Вряд ли кто-то станет спорить, что Горький — гуманист и великий писатель, прошедший большую школу жизни. Его произведения написаны не в угоду читающей публике — в них отражены правда жизни, внимание и любовь к человеку. И с полным правом это можно отнести к его пьесе «На дне», написанной в 1902 году. Она до сих пор тревожит вопросами, поставленными в ней драматургом. Действительно, что лучше — истина или сострадание? Если бы вопрос был сформулирован несколько иначе — правда или ложь, я бы ответила однозначно: правда. А вот истину и сострадание невозможно сделать понятиями взаимоисключающими, противопоставив одно другому; наоборот, вся пьеса — это боль за человека, это правда о человеке. Другое дело, что носителем истины является Сатин, картежник, шулер, сам далекий от того идеала человека, который он искренне и с пафосом провозглашает: «Человек! Это — великолепно! Это звучит… гордо!» Ему противопоставлен Лука — добрый, сострадательный и «лукавый», сознательно навевающий «сон золотой» исстрадавшимся ночлежникам. А рядом с Лукой и Сатиным есть еще один человек, который тоже спорит об истине и сострадании, — сам М. Горький. Именно он, как мне кажется, является носителем истины и сострадания. Это вытекает из самой пьесы, из того, как она была восторженно принята зрителями. Пьесу читали в ночлежке, босяки плакали, кричали: «Мы хуже!» Целовали и обнимали Горького. Современно звучит она и сейчас, когда начали говорить правду, но забыли, что такое милосердие и сострадание.

Итак, действие происходит в ночлежке Костылевых, представляющей собой «подвал, похожий на пещеру», под «тяжелыми каменными сводами», где царит тюремный полумрак. Здесь влачат жалкое существование босяки, попавшие «на дно жизни», куда их безжалостно выбросило преступное общество.

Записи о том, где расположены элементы

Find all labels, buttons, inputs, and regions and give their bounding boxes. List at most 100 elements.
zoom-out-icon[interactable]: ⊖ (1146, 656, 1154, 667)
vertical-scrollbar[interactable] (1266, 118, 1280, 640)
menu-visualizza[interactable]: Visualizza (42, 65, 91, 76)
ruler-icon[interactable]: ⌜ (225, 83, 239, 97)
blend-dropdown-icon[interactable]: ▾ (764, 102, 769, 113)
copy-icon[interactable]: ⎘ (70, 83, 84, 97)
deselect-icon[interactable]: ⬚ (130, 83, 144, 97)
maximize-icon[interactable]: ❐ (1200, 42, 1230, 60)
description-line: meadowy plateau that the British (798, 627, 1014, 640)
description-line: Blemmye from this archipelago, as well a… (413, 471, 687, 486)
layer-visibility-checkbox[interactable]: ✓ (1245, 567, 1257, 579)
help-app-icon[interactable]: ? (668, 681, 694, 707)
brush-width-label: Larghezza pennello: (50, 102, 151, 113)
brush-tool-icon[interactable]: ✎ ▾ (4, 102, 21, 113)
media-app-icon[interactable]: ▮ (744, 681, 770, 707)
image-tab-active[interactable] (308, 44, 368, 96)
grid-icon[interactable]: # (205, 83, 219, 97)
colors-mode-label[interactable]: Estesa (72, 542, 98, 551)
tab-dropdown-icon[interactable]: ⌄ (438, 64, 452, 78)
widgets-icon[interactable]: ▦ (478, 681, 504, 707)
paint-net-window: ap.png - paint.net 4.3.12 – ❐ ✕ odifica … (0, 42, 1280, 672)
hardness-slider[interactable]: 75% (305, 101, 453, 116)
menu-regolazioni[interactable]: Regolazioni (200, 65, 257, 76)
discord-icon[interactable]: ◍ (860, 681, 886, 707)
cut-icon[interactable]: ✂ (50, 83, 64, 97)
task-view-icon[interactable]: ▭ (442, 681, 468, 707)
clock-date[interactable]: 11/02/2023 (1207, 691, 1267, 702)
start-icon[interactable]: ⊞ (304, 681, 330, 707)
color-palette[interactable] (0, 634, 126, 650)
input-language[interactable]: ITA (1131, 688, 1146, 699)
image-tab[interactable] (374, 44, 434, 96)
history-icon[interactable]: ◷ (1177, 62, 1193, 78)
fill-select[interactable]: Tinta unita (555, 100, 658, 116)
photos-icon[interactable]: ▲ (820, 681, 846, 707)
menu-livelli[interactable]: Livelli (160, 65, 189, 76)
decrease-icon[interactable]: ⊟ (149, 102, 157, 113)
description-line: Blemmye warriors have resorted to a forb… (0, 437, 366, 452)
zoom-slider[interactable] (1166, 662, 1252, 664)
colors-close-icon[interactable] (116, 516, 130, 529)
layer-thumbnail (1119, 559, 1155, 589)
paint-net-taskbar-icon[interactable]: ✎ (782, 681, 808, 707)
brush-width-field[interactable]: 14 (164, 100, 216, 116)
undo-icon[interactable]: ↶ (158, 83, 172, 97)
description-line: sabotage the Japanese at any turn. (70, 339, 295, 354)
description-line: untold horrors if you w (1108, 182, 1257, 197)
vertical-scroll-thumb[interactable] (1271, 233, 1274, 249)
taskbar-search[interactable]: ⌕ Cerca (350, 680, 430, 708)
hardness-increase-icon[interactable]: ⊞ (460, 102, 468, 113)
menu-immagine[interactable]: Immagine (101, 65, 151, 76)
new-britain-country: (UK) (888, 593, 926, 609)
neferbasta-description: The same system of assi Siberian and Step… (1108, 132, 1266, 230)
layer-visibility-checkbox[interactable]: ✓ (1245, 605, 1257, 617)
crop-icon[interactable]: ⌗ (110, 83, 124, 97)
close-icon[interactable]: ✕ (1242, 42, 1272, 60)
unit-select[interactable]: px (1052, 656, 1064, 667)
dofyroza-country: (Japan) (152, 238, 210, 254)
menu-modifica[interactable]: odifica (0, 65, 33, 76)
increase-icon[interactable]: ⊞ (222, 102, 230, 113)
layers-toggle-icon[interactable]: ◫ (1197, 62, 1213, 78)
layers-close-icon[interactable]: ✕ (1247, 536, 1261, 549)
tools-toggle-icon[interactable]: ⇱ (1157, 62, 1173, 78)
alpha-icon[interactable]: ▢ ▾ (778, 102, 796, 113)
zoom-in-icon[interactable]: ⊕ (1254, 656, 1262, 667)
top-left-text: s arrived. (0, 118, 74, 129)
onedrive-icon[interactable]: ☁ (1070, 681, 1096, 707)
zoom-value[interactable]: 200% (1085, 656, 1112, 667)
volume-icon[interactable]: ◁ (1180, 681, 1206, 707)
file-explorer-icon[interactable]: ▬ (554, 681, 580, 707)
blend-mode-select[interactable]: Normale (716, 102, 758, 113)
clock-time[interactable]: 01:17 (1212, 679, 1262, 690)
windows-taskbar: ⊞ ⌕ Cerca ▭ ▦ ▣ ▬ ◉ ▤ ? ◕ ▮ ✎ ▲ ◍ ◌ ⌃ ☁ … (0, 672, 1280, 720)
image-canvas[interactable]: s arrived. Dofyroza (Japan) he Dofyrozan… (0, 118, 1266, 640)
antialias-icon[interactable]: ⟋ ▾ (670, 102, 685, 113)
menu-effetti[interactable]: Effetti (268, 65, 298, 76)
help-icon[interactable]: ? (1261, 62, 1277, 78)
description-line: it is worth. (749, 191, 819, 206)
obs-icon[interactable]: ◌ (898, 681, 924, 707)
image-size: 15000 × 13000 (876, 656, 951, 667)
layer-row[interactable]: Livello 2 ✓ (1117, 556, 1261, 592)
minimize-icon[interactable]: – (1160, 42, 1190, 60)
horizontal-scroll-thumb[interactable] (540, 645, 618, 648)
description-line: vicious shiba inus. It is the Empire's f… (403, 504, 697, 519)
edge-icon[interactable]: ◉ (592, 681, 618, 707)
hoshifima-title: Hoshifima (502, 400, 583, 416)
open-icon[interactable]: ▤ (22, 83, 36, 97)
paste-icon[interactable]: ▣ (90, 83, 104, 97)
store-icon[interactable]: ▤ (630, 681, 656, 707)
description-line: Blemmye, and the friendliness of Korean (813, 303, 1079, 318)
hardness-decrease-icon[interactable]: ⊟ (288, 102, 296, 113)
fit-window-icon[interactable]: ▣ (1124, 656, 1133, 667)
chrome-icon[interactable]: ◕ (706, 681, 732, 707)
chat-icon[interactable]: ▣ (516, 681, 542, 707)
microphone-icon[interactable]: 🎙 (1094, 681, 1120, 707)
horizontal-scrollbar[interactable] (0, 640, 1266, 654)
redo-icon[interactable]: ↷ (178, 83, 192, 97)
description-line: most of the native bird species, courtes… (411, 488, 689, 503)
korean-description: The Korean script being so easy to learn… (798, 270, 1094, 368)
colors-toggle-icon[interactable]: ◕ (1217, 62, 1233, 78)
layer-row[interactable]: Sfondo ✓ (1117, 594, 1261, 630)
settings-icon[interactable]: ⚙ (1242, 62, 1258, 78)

---

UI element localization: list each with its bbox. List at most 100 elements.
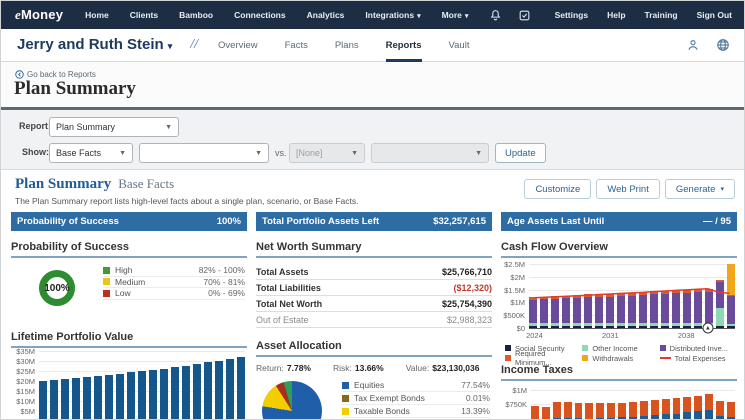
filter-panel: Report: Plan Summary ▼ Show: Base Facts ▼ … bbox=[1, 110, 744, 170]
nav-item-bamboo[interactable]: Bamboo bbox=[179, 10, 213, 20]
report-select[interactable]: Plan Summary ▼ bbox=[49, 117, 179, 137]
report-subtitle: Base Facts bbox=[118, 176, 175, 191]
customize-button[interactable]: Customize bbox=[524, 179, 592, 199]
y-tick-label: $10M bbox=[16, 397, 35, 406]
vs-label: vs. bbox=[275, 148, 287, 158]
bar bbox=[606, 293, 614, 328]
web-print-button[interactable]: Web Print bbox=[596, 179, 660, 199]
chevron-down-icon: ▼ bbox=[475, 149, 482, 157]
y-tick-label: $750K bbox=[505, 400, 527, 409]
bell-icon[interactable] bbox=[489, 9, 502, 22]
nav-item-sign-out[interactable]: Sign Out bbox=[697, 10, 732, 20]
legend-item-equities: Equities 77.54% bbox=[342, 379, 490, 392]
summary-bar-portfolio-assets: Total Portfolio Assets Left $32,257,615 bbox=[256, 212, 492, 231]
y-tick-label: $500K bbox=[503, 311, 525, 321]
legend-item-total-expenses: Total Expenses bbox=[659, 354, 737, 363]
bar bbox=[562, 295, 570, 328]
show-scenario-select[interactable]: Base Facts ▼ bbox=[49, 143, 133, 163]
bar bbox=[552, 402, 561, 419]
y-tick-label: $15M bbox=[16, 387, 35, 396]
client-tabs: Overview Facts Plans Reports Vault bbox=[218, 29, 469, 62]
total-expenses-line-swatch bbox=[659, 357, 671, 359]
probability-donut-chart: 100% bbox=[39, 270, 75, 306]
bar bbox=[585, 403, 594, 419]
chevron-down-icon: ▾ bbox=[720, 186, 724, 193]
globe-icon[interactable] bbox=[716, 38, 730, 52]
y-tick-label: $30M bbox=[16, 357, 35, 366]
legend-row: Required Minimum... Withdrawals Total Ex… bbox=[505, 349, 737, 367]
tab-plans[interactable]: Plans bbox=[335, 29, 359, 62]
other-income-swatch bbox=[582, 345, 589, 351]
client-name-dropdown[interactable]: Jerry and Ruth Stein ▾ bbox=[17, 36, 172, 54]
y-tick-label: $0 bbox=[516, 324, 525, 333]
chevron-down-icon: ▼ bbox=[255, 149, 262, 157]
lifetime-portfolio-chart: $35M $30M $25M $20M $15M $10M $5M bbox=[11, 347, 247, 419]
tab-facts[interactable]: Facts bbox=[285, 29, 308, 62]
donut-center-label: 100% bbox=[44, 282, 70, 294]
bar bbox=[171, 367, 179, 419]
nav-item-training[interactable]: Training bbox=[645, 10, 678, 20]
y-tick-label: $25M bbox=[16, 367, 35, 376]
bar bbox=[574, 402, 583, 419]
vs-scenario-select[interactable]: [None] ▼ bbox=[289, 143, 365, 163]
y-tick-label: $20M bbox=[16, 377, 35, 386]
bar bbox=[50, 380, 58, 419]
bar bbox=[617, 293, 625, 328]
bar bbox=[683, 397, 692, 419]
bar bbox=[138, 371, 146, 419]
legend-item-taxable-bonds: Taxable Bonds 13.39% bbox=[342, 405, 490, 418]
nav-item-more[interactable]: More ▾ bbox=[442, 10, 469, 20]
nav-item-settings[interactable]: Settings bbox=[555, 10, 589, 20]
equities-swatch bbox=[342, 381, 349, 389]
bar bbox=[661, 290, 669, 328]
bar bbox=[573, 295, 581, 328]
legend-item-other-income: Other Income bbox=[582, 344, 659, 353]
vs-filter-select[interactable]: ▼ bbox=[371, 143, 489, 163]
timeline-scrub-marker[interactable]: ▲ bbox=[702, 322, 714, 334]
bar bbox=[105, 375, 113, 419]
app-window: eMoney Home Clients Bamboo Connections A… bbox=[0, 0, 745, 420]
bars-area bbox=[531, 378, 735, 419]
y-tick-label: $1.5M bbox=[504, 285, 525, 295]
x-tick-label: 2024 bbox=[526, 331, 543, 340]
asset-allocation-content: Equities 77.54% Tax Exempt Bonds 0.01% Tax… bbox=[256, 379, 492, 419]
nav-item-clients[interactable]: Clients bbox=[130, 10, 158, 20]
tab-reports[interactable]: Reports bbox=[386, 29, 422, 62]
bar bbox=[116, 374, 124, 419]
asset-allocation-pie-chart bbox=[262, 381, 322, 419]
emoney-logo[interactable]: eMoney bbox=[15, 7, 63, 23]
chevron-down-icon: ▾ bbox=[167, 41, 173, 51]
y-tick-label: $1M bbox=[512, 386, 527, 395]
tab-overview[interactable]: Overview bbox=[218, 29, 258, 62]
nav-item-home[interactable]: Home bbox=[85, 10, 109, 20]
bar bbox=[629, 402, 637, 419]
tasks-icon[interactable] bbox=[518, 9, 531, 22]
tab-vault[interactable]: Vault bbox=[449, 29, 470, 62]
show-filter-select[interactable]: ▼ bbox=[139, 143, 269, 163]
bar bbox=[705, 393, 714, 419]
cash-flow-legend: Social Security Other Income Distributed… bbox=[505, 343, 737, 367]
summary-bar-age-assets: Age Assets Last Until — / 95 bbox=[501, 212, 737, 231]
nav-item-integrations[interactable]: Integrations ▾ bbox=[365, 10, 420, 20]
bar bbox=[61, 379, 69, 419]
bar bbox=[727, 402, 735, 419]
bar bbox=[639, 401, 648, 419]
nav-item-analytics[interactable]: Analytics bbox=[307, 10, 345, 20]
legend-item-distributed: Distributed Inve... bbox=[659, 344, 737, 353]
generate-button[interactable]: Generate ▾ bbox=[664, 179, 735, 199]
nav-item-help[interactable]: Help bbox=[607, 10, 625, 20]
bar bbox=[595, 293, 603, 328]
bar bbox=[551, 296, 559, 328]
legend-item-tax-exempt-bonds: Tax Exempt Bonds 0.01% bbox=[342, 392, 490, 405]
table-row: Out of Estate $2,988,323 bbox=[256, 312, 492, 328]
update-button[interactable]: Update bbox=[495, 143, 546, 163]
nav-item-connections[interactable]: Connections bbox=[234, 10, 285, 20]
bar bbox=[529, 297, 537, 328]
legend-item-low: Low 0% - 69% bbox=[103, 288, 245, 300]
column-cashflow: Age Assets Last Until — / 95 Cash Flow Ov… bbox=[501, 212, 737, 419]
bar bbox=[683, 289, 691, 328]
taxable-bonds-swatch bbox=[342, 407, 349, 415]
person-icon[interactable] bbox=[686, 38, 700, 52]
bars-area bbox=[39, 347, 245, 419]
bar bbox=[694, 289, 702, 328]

| ЗАДАНИЕ 1 |
В каком году, по словам текста о пьесе Горького «На дне», была написана эта пьеса?
| ЗАДАНИЕ 2 |
Допишите текст о пьесе Горького «На дне», продолжив его после последнего предложения.
Записи даны как отдельный материал.

| ОТВЕТ 1 |
В 1902 году.

| ОТВЕТ 2 |
Кто-то очень точно сказал: «На дне» — это потрясающая картина кладбища, где заживо похоронены ценные по своим задаткам люди». Нельзя без внутреннего содрогания видеть нарисованный драматургом мир нищеты и бесправия, мир злобы, разобщенности, мир отчуждения и одиночества, слышать крики, угрозы, насмешки. Герои пьесы потеряли прошлое, они не имеют настоящего, только Клещ верит, что вырвется отсюда: «Вылезу… кожу сдеру, а вылезу…» Теплится слабая надежда на другую жизнь с Наташей у вора, «ворова сына» Васьки Пепла, мечтает о чистой любви проститутка Настя, правда, ее мечты вызывают у окружающих злобную насмешку. Остальные смирились, покорились, не думают о будущем, потеряли всякую надежду и окончательно осознали свою ненужность. А по сути, все обитатели погребены здесь заживо.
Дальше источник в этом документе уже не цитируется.